▶ [AIM OF THE TASK]:
Report the total number of lines that include the string "label", without any other text.

Dataset rows about figures
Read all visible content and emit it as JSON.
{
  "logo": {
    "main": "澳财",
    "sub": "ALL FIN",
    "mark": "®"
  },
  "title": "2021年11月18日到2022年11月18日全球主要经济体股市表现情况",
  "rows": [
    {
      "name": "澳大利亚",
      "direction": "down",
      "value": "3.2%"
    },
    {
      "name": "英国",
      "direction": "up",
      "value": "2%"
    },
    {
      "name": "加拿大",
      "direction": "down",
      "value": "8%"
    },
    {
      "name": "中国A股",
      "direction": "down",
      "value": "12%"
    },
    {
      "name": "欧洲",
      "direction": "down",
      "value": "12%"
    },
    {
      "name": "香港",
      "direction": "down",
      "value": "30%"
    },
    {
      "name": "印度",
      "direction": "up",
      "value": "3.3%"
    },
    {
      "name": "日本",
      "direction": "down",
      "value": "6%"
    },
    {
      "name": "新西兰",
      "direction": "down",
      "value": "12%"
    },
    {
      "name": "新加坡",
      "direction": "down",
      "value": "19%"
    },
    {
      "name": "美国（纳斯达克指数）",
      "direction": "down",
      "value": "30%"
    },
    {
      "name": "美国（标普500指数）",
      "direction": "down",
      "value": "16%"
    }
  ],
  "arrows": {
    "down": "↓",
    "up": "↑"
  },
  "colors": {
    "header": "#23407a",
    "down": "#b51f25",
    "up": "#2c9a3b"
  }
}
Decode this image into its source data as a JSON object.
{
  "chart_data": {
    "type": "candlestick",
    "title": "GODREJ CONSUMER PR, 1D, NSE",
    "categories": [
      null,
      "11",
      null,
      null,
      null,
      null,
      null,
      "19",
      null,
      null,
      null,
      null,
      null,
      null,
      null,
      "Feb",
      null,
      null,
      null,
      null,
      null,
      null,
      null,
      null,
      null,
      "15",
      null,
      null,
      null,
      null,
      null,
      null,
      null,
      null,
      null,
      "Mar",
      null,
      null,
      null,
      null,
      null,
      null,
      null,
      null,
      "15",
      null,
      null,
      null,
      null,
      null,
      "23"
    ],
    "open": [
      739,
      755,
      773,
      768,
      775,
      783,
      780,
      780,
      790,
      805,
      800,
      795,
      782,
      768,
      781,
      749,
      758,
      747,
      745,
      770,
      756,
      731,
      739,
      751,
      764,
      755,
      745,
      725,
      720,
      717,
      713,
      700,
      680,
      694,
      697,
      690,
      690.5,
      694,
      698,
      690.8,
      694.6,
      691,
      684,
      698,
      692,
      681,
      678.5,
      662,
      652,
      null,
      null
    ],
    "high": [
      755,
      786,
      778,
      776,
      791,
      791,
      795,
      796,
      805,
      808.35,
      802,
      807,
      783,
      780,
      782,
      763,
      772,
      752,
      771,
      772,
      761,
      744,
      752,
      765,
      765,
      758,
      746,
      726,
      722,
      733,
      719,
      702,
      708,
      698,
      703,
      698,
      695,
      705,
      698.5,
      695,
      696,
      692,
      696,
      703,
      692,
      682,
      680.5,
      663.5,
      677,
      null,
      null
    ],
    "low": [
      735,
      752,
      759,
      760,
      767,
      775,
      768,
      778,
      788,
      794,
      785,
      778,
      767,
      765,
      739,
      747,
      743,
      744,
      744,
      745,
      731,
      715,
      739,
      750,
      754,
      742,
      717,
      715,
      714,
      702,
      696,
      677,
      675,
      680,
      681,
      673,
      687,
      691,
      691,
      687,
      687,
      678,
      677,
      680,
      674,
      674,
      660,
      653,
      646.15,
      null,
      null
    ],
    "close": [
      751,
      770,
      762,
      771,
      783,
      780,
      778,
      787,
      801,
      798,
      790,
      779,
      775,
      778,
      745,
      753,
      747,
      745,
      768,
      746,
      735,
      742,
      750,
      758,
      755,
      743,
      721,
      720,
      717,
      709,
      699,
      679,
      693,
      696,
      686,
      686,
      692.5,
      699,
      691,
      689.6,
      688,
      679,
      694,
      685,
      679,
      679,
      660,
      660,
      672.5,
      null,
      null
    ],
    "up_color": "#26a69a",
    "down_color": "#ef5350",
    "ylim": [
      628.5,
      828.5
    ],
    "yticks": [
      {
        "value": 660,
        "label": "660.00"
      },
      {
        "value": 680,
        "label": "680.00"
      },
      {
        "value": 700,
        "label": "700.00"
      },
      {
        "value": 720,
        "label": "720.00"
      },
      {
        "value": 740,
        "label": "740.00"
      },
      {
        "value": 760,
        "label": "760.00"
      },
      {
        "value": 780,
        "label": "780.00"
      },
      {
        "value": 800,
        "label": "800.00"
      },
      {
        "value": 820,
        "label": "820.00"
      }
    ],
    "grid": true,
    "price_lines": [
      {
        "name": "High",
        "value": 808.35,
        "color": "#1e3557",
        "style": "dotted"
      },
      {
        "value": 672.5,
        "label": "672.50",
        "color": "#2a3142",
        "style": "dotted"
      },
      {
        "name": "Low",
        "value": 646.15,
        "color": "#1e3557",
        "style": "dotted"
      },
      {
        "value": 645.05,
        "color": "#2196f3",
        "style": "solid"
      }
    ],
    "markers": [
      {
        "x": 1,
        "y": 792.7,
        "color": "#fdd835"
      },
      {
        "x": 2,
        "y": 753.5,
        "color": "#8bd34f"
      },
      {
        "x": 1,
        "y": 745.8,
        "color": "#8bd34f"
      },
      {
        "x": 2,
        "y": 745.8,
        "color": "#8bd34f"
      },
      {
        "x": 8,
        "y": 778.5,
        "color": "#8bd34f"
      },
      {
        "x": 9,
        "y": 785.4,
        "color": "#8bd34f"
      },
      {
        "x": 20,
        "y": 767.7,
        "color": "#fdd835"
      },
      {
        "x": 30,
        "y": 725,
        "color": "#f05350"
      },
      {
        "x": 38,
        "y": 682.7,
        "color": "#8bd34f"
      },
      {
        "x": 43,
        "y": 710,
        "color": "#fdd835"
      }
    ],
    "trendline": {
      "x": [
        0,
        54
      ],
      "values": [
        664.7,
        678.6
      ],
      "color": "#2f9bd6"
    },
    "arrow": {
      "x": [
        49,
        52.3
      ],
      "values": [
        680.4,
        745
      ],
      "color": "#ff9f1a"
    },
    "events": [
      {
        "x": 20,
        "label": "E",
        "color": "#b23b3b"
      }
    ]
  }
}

▶ [SOLUTION TO THIS TASK]:
11